#### [Direction]
Restate each line of the listing exactly, without carrying over any pictures.
## begin Records provided
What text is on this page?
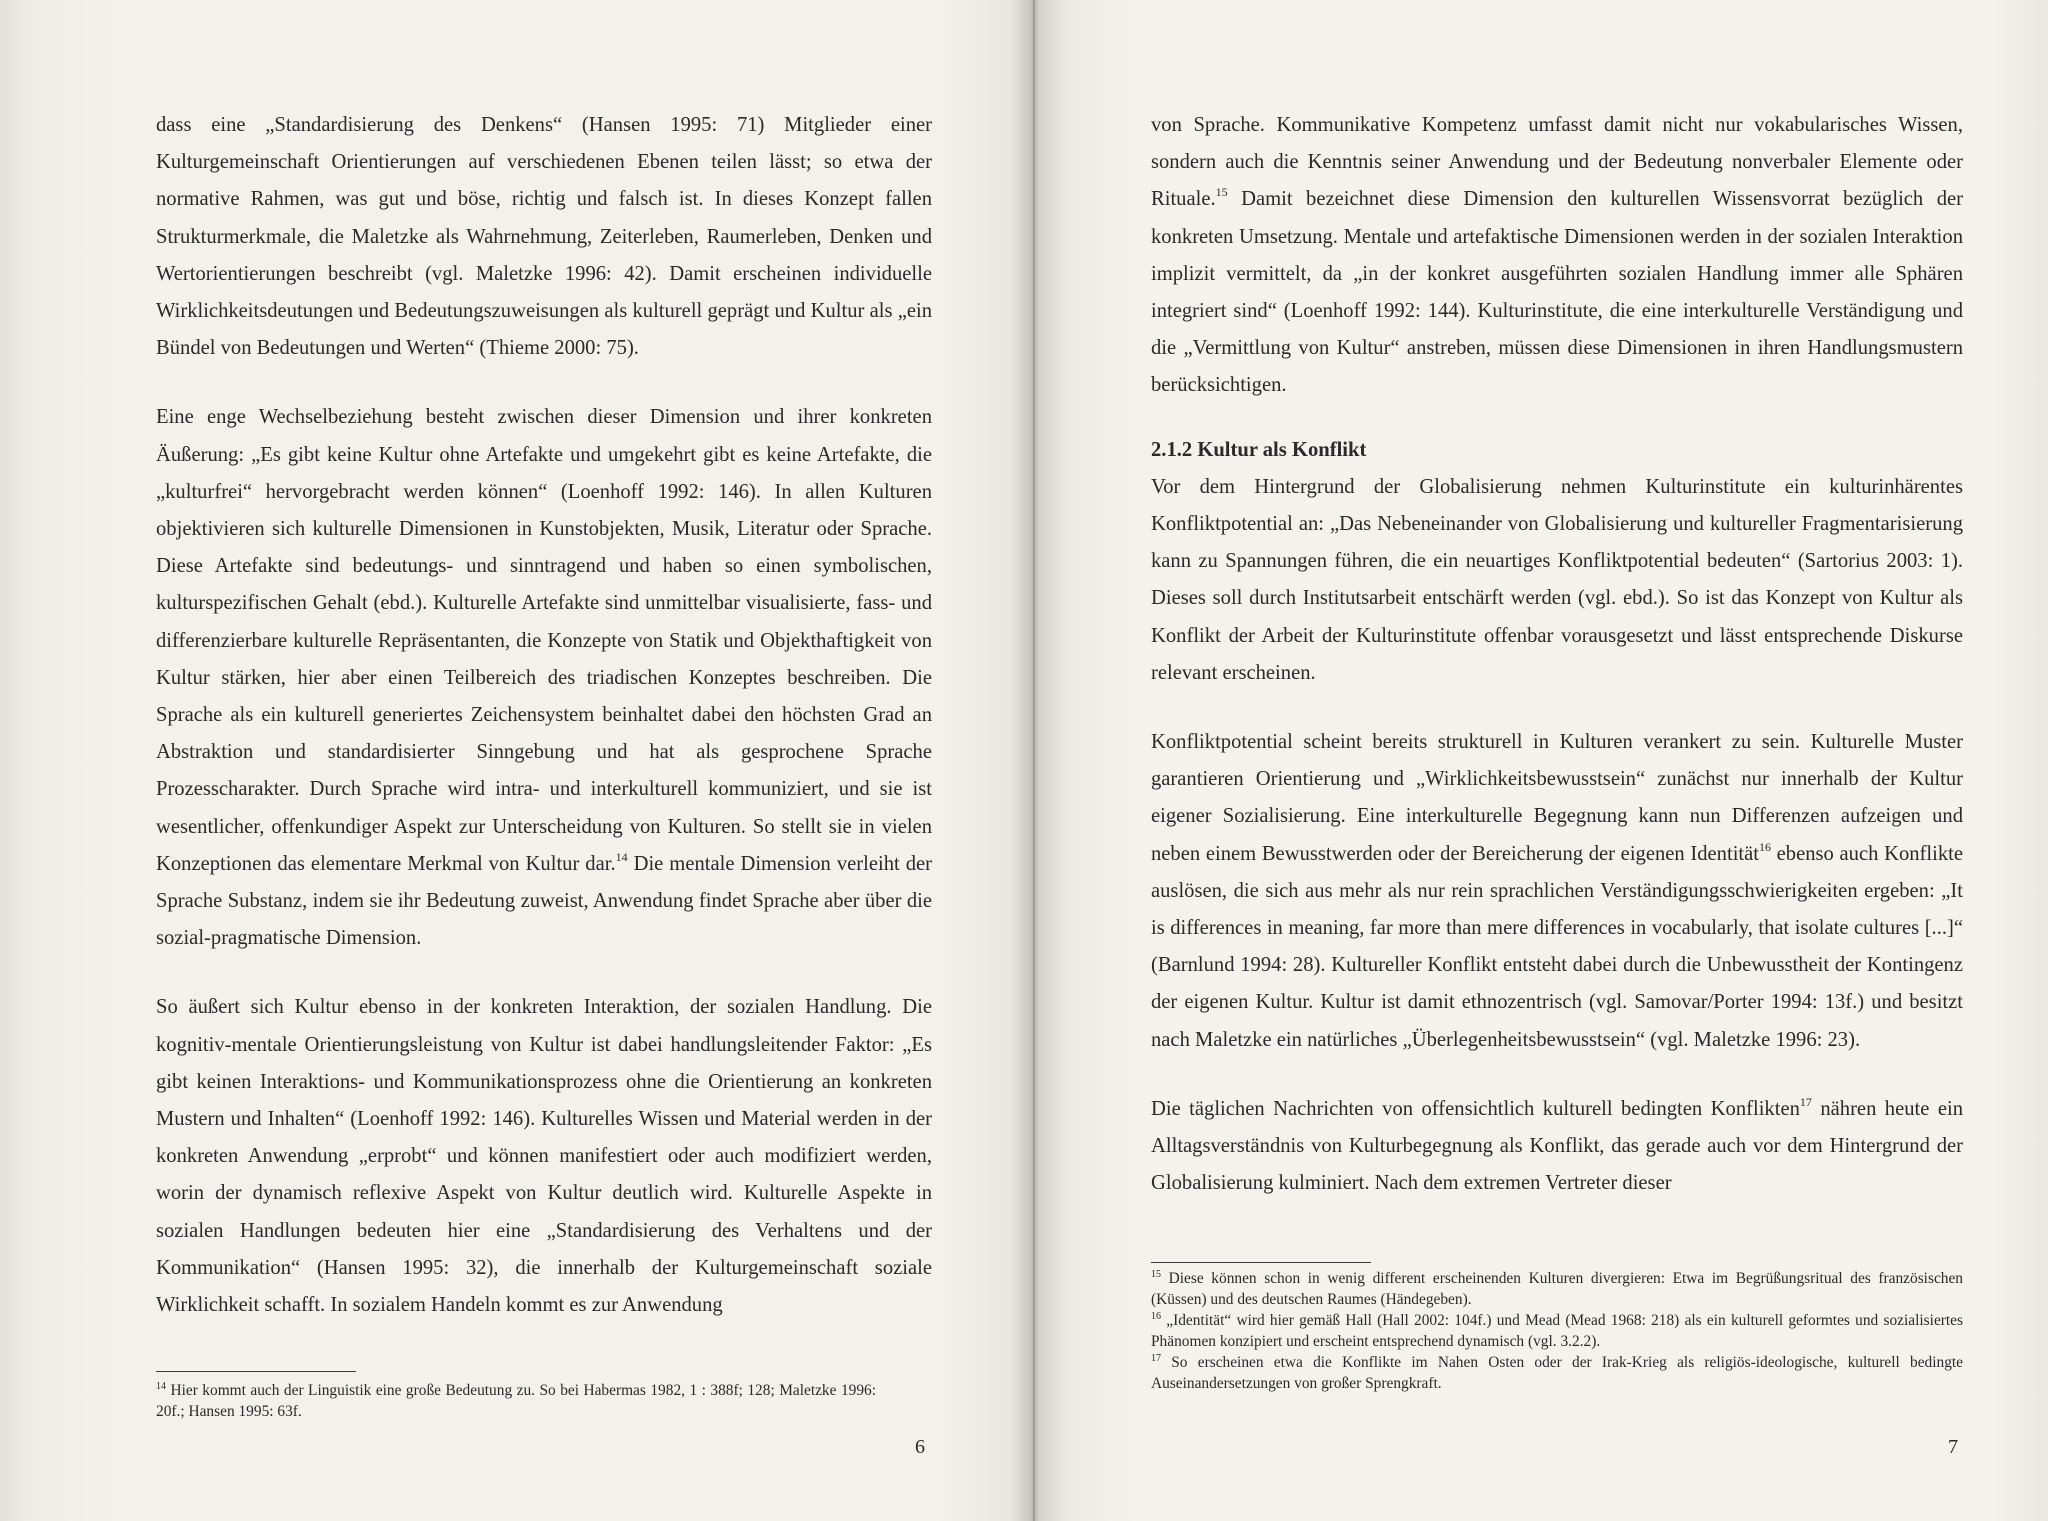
dass eine „Standardisierung des Denkens“ (Hansen 1995: 71) Mitglieder einer Kulturgemeinschaft Orientierungen auf verschiedenen Ebenen teilen lässt; so etwa der normative Rahmen, was gut und böse, richtig und falsch ist. In dieses Konzept fallen Strukturmerkmale, die Maletzke als Wahrnehmung, Zeiterleben, Raumerleben, Denken und Wertorientierungen beschreibt (vgl. Maletzke 1996: 42). Damit erscheinen individuelle Wirklichkeitsdeutungen und Bedeutungszuweisungen als kulturell geprägt und Kultur als „ein Bündel von Bedeutungen und Werten“ (Thieme 2000: 75).

Eine enge Wechselbeziehung besteht zwischen dieser Dimension und ihrer konkreten Äußerung: „Es gibt keine Kultur ohne Artefakte und umgekehrt gibt es keine Artefakte, die „kulturfrei“ hervorgebracht werden können“ (Loenhoff 1992: 146). In allen Kulturen objektivieren sich kulturelle Dimensionen in Kunstobjekten, Musik, Literatur oder Sprache. Diese Artefakte sind bedeutungs- und sinntragend und haben so einen symbolischen, kulturspezifischen Gehalt (ebd.). Kulturelle Artefakte sind unmittelbar visualisierte, fass- und differenzierbare kulturelle Repräsentanten, die Konzepte von Statik und Objekthaftigkeit von Kultur stärken, hier aber einen Teilbereich des triadischen Konzeptes beschreiben. Die Sprache als ein kulturell generiertes Zeichensystem beinhaltet dabei den höchsten Grad an Abstraktion und standardisierter Sinngebung und hat als gesprochene Sprache Prozesscharakter. Durch Sprache wird intra- und interkulturell kommuniziert, und sie ist wesentlicher, offenkundiger Aspekt zur Unterscheidung von Kulturen. So stellt sie in vielen Konzeptionen das elementare Merkmal von Kultur dar.$^{14}$ Die mentale Dimension verleiht der Sprache Substanz, indem sie ihr Bedeutung zuweist, Anwendung findet Sprache aber über die sozial-pragmatische Dimension.

So äußert sich Kultur ebenso in der konkreten Interaktion, der sozialen Handlung. Die kognitiv-mentale Orientierungsleistung von Kultur ist dabei handlungsleitender Faktor: „Es gibt keinen Interaktions- und Kommunikationsprozess ohne die Orientierung an konkreten Mustern und Inhalten“ (Loenhoff 1992: 146). Kulturelles Wissen und Material werden in der konkreten Anwendung „erprobt“ und können manifestiert oder auch modifiziert werden, worin der dynamisch reflexive Aspekt von Kultur deutlich wird. Kulturelle Aspekte in sozialen Handlungen bedeuten hier eine „Standardisierung des Verhaltens und der Kommunikation“ (Hansen 1995: 32), die innerhalb der Kulturgemeinschaft soziale Wirklichkeit schafft. In sozialem Handeln kommt es zur Anwendung

$^{14}$ Hier kommt auch der Linguistik eine große Bedeutung zu. So bei Habermas 1982, 1 : 388f; 128; Maletzke 1996: 20f.; Hansen 1995: 63f.

6

von Sprache. Kommunikative Kompetenz umfasst damit nicht nur vokabularisches Wissen, sondern auch die Kenntnis seiner Anwendung und der Bedeutung nonverbaler Elemente oder Rituale.$^{15}$ Damit bezeichnet diese Dimension den kulturellen Wissensvorrat bezüglich der konkreten Umsetzung. Mentale und artefaktische Dimensionen werden in der sozialen Interaktion implizit vermittelt, da „in der konkret ausgeführten sozialen Handlung immer alle Sphären integriert sind“ (Loenhoff 1992: 144). Kulturinstitute, die eine interkulturelle Verständigung und die „Vermittlung von Kultur“ anstreben, müssen diese Dimensionen in ihren Handlungsmustern berücksichtigen.

2.1.2 Kultur als Konflikt

Vor dem Hintergrund der Globalisierung nehmen Kulturinstitute ein kulturinhärentes Konfliktpotential an: „Das Nebeneinander von Globalisierung und kultureller Fragmentarisierung kann zu Spannungen führen, die ein neuartiges Konfliktpotential bedeuten“ (Sartorius 2003: 1). Dieses soll durch Institutsarbeit entschärft werden (vgl. ebd.). So ist das Konzept von Kultur als Konflikt der Arbeit der Kulturinstitute offenbar vorausgesetzt und lässt entsprechende Diskurse relevant erscheinen.

Konfliktpotential scheint bereits strukturell in Kulturen verankert zu sein. Kulturelle Muster garantieren Orientierung und „Wirklichkeitsbewusstsein“ zunächst nur innerhalb der Kultur eigener Sozialisierung. Eine interkulturelle Begegnung kann nun Differenzen aufzeigen und neben einem Bewusstwerden oder der Bereicherung der eigenen Identität$^{16}$ ebenso auch Konflikte auslösen, die sich aus mehr als nur rein sprachlichen Verständigungsschwierigkeiten ergeben: „It is differences in meaning, far more than mere differences in vocabularly, that isolate cultures [...]“ (Barnlund 1994: 28). Kultureller Konflikt entsteht dabei durch die Unbewusstheit der Kontingenz der eigenen Kultur. Kultur ist damit ethnozentrisch (vgl. Samovar/Porter 1994: 13f.) und besitzt nach Maletzke ein natürliches „Überlegenheitsbewusstsein“ (vgl. Maletzke 1996: 23).

Die täglichen Nachrichten von offensichtlich kulturell bedingten Konflikten$^{17}$ nähren heute ein Alltagsverständnis von Kulturbegegnung als Konflikt, das gerade auch vor dem Hintergrund der Globalisierung kulminiert. Nach dem extremen Vertreter dieser

$^{15}$ Diese können schon in wenig different erscheinenden Kulturen divergieren: Etwa im Begrüßungsritual des französischen (Küssen) und des deutschen Raumes (Händegeben).

$^{16}$ „Identität“ wird hier gemäß Hall (Hall 2002: 104f.) und Mead (Mead 1968: 218) als ein kulturell geformtes und sozialisiertes Phänomen konzipiert und erscheint entsprechend dynamisch (vgl. 3.2.2).

$^{17}$ So erscheinen etwa die Konflikte im Nahen Osten oder der Irak-Krieg als religiös-ideologische, kulturell bedingte Auseinandersetzungen von großer Sprengkraft.

7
## end Records provided
#### [Exercise result]
What text is on this page?
dass eine „Standardisierung des Denkens“ (Hansen 1995: 71) Mitglieder einer Kulturgemeinschaft Orientierungen auf verschiedenen Ebenen teilen lässt; so etwa der normative Rahmen, was gut und böse, richtig und falsch ist. In dieses Konzept fallen Strukturmerkmale, die Maletzke als Wahrnehmung, Zeiterleben, Raumerleben, Denken und Wertorientierungen beschreibt (vgl. Maletzke 1996: 42). Damit erscheinen individuelle Wirklichkeitsdeutungen und Bedeutungszuweisungen als kulturell geprägt und Kultur als „ein Bündel von Bedeutungen und Werten“ (Thieme 2000: 75).

Eine enge Wechselbeziehung besteht zwischen dieser Dimension und ihrer konkreten Äußerung: „Es gibt keine Kultur ohne Artefakte und umgekehrt gibt es keine Artefakte, die „kulturfrei“ hervorgebracht werden können“ (Loenhoff 1992: 146). In allen Kulturen objektivieren sich kulturelle Dimensionen in Kunstobjekten, Musik, Literatur oder Sprache. Diese Artefakte sind bedeutungs- und sinntragend und haben so einen symbolischen, kulturspezifischen Gehalt (ebd.). Kulturelle Artefakte sind unmittelbar visualisierte, fass- und differenzierbare kulturelle Repräsentanten, die Konzepte von Statik und Objekthaftigkeit von Kultur stärken, hier aber einen Teilbereich des triadischen Konzeptes beschreiben. Die Sprache als ein kulturell generiertes Zeichensystem beinhaltet dabei den höchsten Grad an Abstraktion und standardisierter Sinngebung und hat als gesprochene Sprache Prozesscharakter. Durch Sprache wird intra- und interkulturell kommuniziert, und sie ist wesentlicher, offenkundiger Aspekt zur Unterscheidung von Kulturen. So stellt sie in vielen Konzeptionen das elementare Merkmal von Kultur dar.$^{14}$ Die mentale Dimension verleiht der Sprache Substanz, indem sie ihr Bedeutung zuweist, Anwendung findet Sprache aber über die sozial-pragmatische Dimension.

So äußert sich Kultur ebenso in der konkreten Interaktion, der sozialen Handlung. Die kognitiv-mentale Orientierungsleistung von Kultur ist dabei handlungsleitender Faktor: „Es gibt keinen Interaktions- und Kommunikationsprozess ohne die Orientierung an konkreten Mustern und Inhalten“ (Loenhoff 1992: 146). Kulturelles Wissen und Material werden in der konkreten Anwendung „erprobt“ und können manifestiert oder auch modifiziert werden, worin der dynamisch reflexive Aspekt von Kultur deutlich wird. Kulturelle Aspekte in sozialen Handlungen bedeuten hier eine „Standardisierung des Verhaltens und der Kommunikation“ (Hansen 1995: 32), die innerhalb der Kulturgemeinschaft soziale Wirklichkeit schafft. In sozialem Handeln kommt es zur Anwendung

$^{14}$ Hier kommt auch der Linguistik eine große Bedeutung zu. So bei Habermas 1982, 1 : 388f; 128; Maletzke 1996: 20f.; Hansen 1995: 63f.

6

von Sprache. Kommunikative Kompetenz umfasst damit nicht nur vokabularisches Wissen, sondern auch die Kenntnis seiner Anwendung und der Bedeutung nonverbaler Elemente oder Rituale.$^{15}$ Damit bezeichnet diese Dimension den kulturellen Wissensvorrat bezüglich der konkreten Umsetzung. Mentale und artefaktische Dimensionen werden in der sozialen Interaktion implizit vermittelt, da „in der konkret ausgeführten sozialen Handlung immer alle Sphären integriert sind“ (Loenhoff 1992: 144). Kulturinstitute, die eine interkulturelle Verständigung und die „Vermittlung von Kultur“ anstreben, müssen diese Dimensionen in ihren Handlungsmustern berücksichtigen.

2.1.2 Kultur als Konflikt

Vor dem Hintergrund der Globalisierung nehmen Kulturinstitute ein kulturinhärentes Konfliktpotential an: „Das Nebeneinander von Globalisierung und kultureller Fragmentarisierung kann zu Spannungen führen, die ein neuartiges Konfliktpotential bedeuten“ (Sartorius 2003: 1). Dieses soll durch Institutsarbeit entschärft werden (vgl. ebd.). So ist das Konzept von Kultur als Konflikt der Arbeit der Kulturinstitute offenbar vorausgesetzt und lässt entsprechende Diskurse relevant erscheinen.

Konfliktpotential scheint bereits strukturell in Kulturen verankert zu sein. Kulturelle Muster garantieren Orientierung und „Wirklichkeitsbewusstsein“ zunächst nur innerhalb der Kultur eigener Sozialisierung. Eine interkulturelle Begegnung kann nun Differenzen aufzeigen und neben einem Bewusstwerden oder der Bereicherung der eigenen Identität$^{16}$ ebenso auch Konflikte auslösen, die sich aus mehr als nur rein sprachlichen Verständigungsschwierigkeiten ergeben: „It is differences in meaning, far more than mere differences in vocabularly, that isolate cultures [...]“ (Barnlund 1994: 28). Kultureller Konflikt entsteht dabei durch die Unbewusstheit der Kontingenz der eigenen Kultur. Kultur ist damit ethnozentrisch (vgl. Samovar/Porter 1994: 13f.) und besitzt nach Maletzke ein natürliches „Überlegenheitsbewusstsein“ (vgl. Maletzke 1996: 23).

Die täglichen Nachrichten von offensichtlich kulturell bedingten Konflikten$^{17}$ nähren heute ein Alltagsverständnis von Kulturbegegnung als Konflikt, das gerade auch vor dem Hintergrund der Globalisierung kulminiert. Nach dem extremen Vertreter dieser

$^{15}$ Diese können schon in wenig different erscheinenden Kulturen divergieren: Etwa im Begrüßungsritual des französischen (Küssen) und des deutschen Raumes (Händegeben).

$^{16}$ „Identität“ wird hier gemäß Hall (Hall 2002: 104f.) und Mead (Mead 1968: 218) als ein kulturell geformtes und sozialisiertes Phänomen konzipiert und erscheint entsprechend dynamisch (vgl. 3.2.2).

$^{17}$ So erscheinen etwa die Konflikte im Nahen Osten oder der Irak-Krieg als religiös-ideologische, kulturell bedingte Auseinandersetzungen von großer Sprengkraft.

7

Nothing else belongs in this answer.